[Start DATA TO PROCESS]
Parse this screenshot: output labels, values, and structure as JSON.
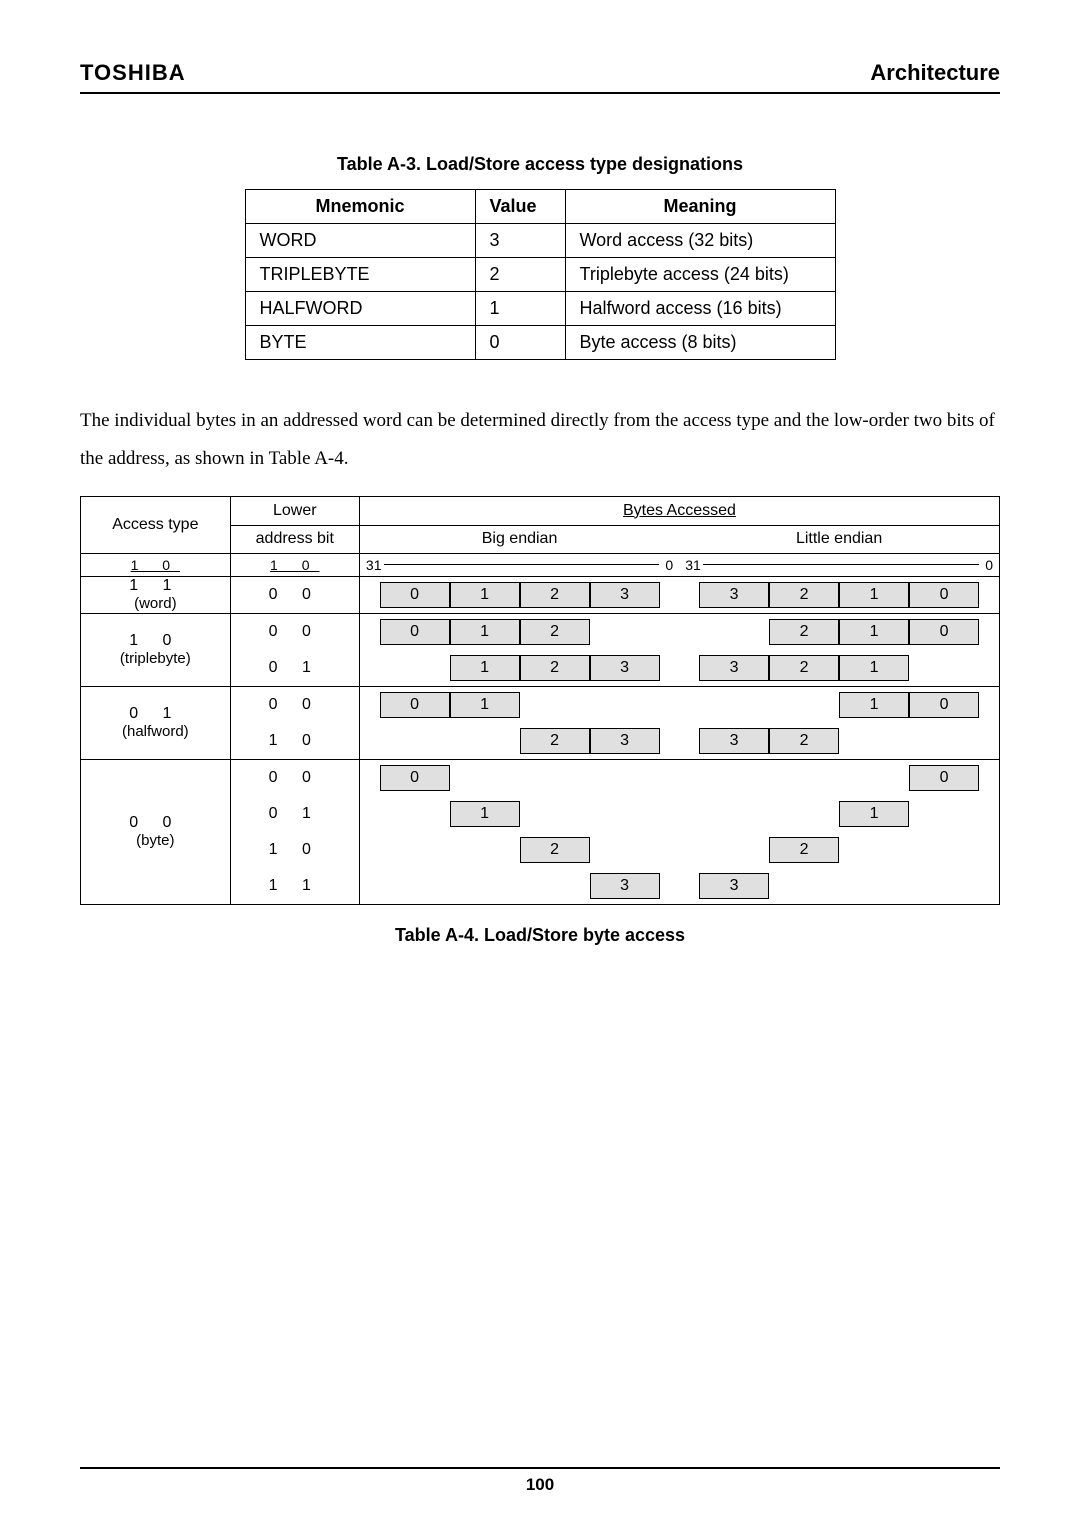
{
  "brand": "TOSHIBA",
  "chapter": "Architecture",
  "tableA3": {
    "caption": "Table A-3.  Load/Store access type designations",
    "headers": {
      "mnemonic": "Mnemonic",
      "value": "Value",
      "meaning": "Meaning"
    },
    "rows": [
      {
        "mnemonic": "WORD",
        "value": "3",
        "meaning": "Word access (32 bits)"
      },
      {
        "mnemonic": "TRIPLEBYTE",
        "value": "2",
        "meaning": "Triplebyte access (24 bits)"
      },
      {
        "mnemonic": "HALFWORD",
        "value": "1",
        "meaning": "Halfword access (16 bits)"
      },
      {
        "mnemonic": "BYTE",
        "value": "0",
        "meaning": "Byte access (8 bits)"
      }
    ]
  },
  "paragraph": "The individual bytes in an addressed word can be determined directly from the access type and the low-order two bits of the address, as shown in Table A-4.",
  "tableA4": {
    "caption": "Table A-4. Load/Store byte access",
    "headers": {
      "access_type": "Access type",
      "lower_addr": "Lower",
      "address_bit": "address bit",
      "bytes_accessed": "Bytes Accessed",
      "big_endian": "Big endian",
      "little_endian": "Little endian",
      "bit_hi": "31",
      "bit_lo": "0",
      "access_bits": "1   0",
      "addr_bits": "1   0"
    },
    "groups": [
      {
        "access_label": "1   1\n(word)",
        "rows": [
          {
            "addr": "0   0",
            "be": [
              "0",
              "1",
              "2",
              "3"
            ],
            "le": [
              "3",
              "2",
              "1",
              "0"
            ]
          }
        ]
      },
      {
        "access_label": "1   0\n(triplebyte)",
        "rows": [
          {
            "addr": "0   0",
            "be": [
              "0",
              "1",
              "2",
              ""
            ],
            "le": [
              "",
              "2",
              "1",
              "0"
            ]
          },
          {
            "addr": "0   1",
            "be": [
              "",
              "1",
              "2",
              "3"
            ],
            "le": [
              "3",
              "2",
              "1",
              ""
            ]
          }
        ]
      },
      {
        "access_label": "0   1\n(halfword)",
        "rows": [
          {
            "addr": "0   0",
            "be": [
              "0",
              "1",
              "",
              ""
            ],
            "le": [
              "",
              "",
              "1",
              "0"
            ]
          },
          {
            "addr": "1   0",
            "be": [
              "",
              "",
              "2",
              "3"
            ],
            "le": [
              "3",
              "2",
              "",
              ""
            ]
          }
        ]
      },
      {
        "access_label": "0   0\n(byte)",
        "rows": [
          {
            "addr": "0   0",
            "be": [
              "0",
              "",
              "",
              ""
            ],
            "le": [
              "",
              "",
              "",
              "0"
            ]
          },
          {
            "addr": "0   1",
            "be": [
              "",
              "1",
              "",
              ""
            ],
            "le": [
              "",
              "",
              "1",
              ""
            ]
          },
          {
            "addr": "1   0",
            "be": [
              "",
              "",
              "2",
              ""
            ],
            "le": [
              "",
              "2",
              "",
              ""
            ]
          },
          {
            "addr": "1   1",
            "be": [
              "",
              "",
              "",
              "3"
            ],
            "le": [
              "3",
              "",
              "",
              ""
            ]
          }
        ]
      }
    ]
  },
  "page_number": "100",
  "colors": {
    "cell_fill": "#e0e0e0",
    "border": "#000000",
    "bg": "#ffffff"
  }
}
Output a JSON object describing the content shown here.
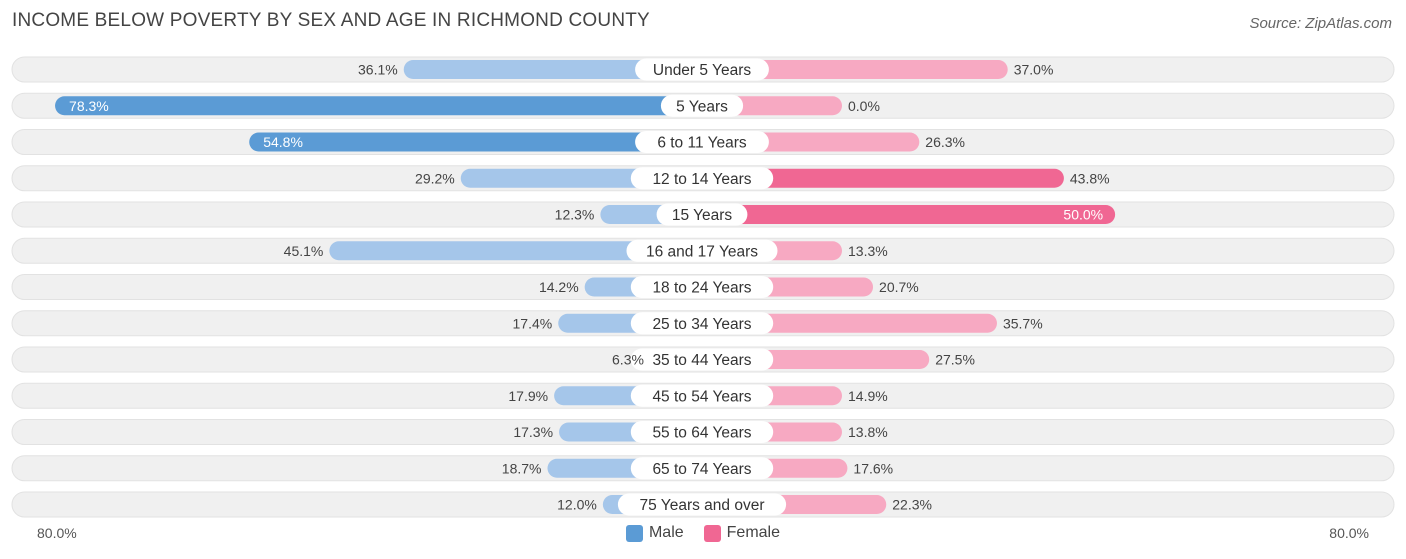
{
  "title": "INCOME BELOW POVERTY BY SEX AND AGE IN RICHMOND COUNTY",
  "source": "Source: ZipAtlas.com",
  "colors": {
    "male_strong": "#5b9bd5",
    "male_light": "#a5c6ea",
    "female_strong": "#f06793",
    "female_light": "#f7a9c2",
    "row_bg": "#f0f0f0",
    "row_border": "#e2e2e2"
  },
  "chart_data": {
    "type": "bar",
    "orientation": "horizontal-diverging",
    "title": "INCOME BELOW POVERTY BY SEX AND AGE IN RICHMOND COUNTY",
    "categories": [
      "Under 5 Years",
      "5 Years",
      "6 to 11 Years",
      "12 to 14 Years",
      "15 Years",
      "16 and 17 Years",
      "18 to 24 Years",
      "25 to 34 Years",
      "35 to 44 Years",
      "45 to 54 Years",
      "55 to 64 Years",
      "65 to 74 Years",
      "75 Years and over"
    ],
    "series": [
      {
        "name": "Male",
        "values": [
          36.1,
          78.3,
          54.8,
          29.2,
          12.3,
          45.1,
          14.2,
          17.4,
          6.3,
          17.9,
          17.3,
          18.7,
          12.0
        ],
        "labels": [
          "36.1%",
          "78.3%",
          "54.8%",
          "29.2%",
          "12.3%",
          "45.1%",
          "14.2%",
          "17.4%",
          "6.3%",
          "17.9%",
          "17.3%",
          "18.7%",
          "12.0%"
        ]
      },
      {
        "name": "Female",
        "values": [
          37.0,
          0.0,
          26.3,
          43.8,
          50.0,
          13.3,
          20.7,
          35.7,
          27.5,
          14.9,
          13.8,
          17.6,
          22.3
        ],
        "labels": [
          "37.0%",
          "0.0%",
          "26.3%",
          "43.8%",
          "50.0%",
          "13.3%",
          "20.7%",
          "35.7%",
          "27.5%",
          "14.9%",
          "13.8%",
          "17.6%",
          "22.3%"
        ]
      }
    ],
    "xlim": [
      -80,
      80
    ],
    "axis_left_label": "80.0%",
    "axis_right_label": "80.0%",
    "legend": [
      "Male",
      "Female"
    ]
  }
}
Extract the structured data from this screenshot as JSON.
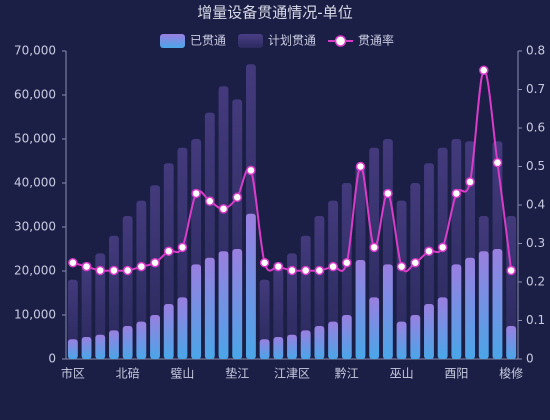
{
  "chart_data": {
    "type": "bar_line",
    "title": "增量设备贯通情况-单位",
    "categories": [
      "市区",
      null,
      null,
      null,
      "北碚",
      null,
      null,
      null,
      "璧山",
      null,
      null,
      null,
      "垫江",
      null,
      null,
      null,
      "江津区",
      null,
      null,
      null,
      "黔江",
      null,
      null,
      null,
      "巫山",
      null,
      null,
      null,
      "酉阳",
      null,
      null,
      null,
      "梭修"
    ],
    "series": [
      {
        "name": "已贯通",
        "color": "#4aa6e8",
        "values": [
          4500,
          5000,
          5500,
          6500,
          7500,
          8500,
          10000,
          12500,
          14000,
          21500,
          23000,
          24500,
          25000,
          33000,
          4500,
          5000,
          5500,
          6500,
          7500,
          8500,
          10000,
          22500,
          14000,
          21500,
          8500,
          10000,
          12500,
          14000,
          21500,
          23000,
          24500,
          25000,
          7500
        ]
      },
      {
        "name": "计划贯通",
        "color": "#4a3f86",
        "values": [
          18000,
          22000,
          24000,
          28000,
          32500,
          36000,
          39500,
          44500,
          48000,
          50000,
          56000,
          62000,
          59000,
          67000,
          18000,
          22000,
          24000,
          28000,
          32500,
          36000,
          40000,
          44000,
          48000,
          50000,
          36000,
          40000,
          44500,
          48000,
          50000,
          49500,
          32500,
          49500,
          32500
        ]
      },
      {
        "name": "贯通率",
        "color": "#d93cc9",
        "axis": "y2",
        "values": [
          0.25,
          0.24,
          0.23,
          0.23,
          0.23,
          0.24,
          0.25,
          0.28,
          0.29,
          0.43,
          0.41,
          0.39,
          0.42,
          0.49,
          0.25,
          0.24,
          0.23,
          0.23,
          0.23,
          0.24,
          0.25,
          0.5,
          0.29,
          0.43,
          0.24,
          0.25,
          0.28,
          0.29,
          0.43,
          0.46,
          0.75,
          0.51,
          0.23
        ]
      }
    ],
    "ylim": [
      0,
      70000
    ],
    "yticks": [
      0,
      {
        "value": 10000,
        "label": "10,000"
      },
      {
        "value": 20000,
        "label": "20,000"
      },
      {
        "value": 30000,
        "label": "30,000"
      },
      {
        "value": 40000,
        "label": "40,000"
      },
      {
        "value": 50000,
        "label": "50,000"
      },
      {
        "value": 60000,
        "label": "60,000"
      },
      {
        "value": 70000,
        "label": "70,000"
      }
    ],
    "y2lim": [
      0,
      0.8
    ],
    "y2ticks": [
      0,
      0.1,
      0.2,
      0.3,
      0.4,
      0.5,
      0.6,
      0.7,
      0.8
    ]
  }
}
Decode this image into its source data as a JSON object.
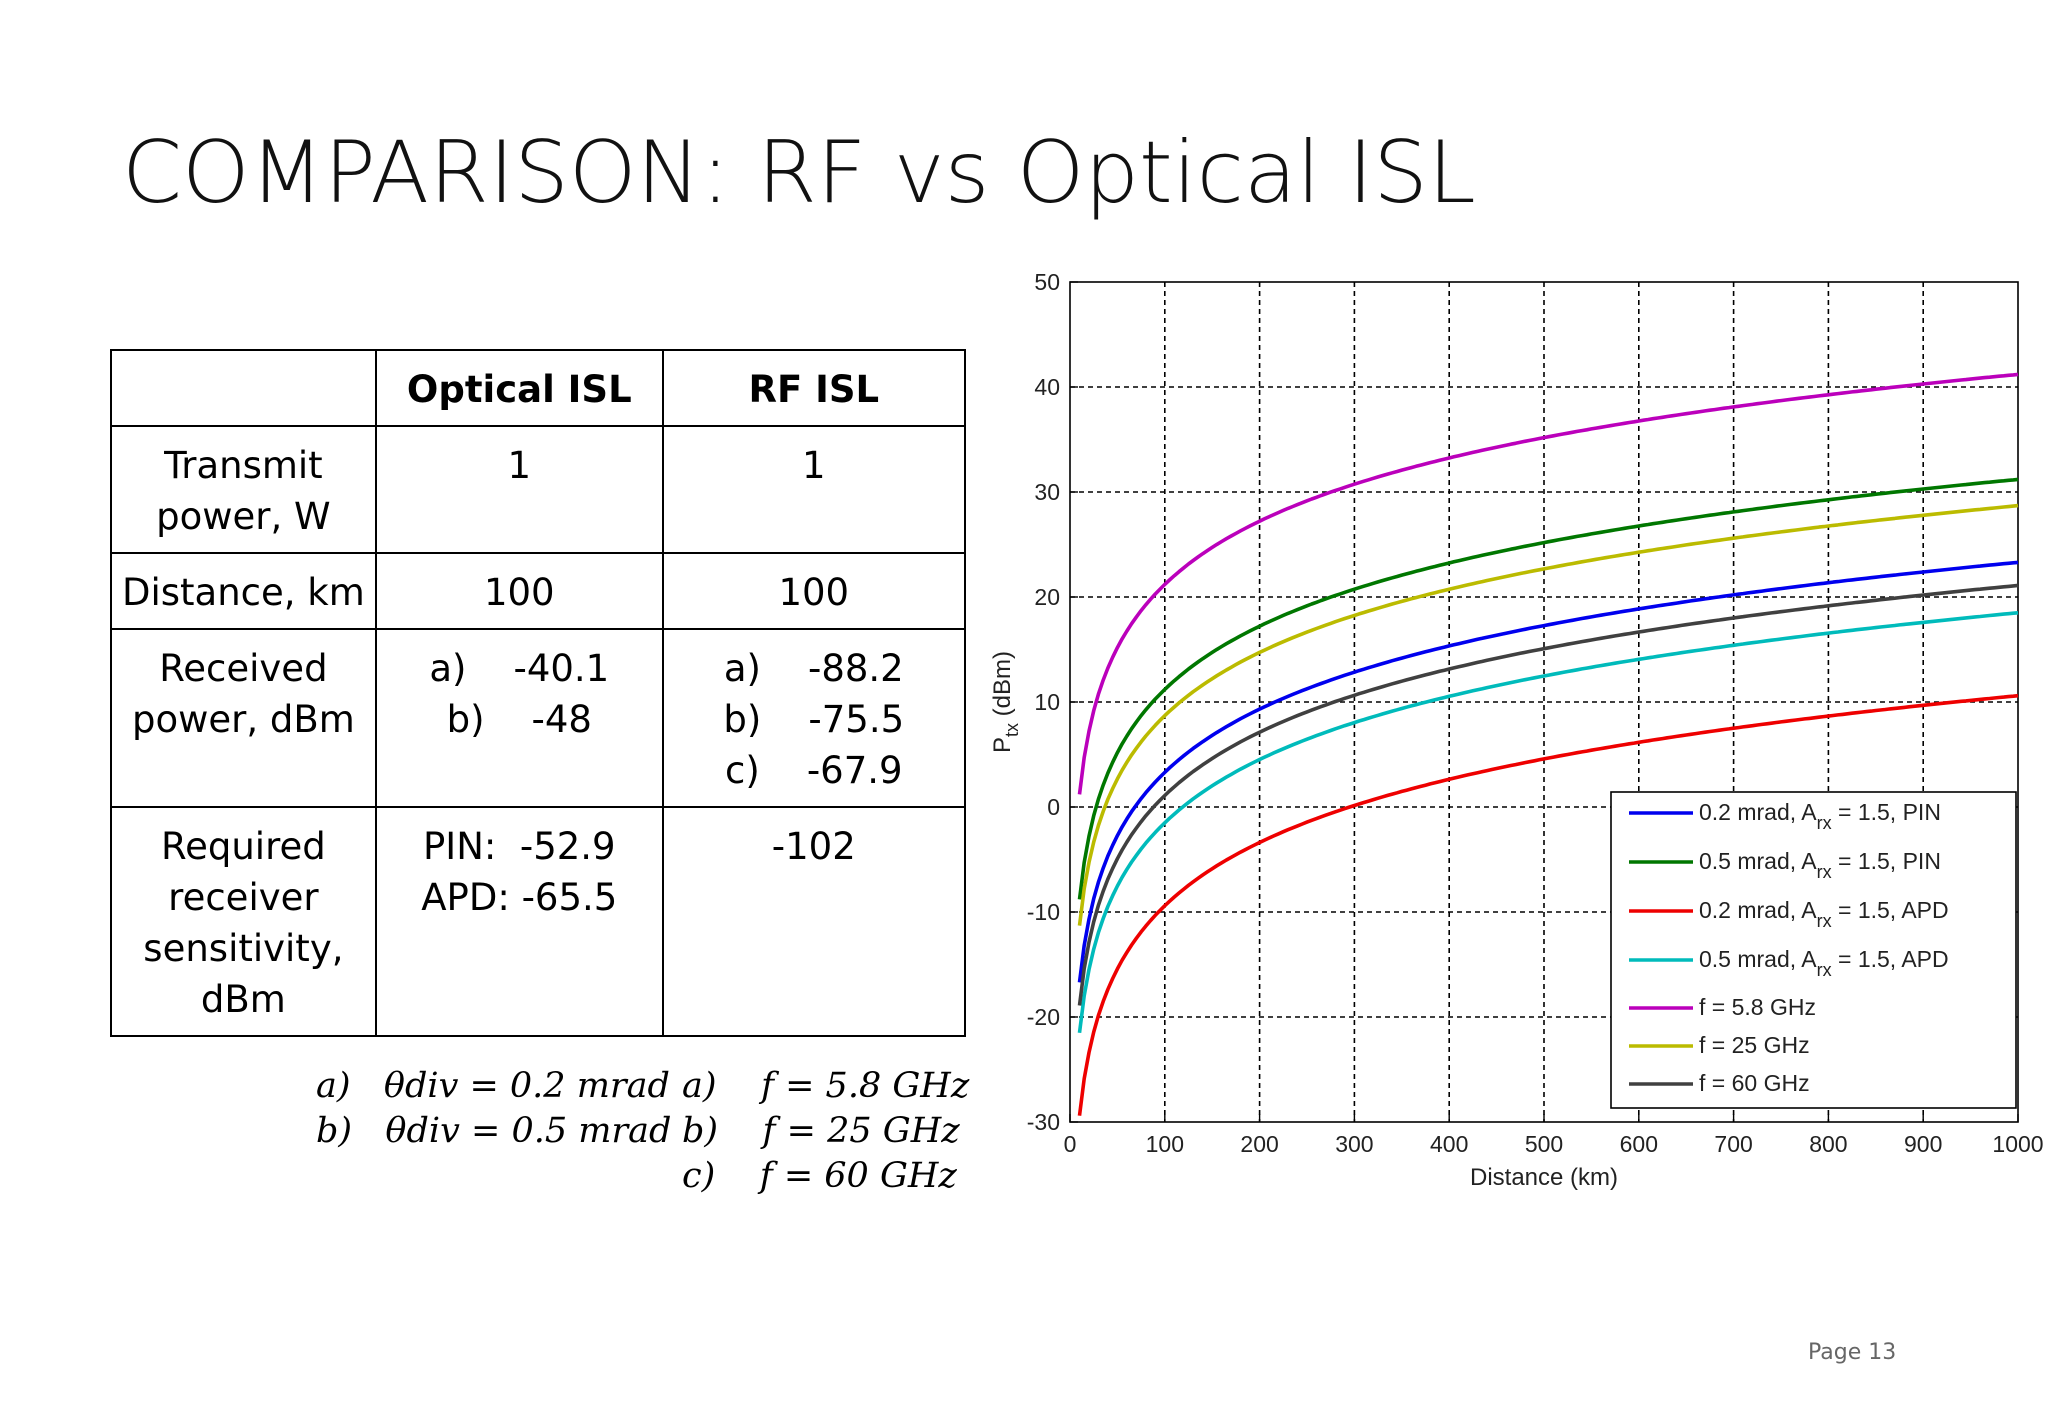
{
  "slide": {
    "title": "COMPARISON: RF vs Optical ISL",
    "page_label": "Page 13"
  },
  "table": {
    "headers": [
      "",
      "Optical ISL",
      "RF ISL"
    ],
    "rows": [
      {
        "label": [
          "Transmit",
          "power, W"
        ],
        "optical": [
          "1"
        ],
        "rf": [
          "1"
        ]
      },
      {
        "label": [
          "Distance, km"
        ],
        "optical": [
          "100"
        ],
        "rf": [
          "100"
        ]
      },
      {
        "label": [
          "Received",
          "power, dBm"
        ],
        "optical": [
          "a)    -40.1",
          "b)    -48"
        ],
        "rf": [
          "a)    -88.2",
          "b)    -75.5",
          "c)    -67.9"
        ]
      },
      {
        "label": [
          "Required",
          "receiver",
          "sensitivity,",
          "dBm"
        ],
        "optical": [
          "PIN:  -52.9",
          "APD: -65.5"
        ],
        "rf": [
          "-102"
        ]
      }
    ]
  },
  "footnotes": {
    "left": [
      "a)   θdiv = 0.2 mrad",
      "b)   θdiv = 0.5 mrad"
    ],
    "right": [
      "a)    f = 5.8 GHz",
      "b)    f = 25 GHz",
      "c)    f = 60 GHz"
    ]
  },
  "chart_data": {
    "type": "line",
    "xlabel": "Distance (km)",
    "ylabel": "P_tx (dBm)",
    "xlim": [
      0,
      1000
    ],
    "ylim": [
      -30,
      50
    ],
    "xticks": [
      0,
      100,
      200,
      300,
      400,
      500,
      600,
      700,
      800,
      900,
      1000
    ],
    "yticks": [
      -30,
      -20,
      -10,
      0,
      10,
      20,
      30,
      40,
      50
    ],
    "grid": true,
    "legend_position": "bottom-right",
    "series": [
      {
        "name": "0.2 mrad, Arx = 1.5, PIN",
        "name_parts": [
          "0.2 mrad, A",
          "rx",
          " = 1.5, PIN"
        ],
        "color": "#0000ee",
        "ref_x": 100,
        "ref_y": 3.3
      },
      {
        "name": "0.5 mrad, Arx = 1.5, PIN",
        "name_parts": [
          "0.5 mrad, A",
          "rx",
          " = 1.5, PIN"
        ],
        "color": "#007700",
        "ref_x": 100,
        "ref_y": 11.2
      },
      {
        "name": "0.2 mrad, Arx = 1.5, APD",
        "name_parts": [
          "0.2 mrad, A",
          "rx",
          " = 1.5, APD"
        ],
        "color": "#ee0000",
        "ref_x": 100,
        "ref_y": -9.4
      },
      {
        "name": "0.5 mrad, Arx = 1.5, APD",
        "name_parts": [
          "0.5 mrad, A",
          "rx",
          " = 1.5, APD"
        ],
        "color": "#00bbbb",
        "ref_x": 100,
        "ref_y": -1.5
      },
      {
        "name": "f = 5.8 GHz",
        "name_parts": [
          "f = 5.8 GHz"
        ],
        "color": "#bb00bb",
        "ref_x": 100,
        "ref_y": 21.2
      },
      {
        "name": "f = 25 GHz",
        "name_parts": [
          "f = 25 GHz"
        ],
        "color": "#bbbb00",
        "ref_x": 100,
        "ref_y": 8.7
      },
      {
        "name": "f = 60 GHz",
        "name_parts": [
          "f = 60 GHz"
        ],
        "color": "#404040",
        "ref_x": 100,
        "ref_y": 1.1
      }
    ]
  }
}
[End DATA TO PROCESS]
## WHAT YOU WILL DO:
Check each line of the entries above, and show every one holding the word "object".

## SOLVED EXERCISE:
Output a JSON object describing the content shown here.
Decode this image into its source data as a JSON object.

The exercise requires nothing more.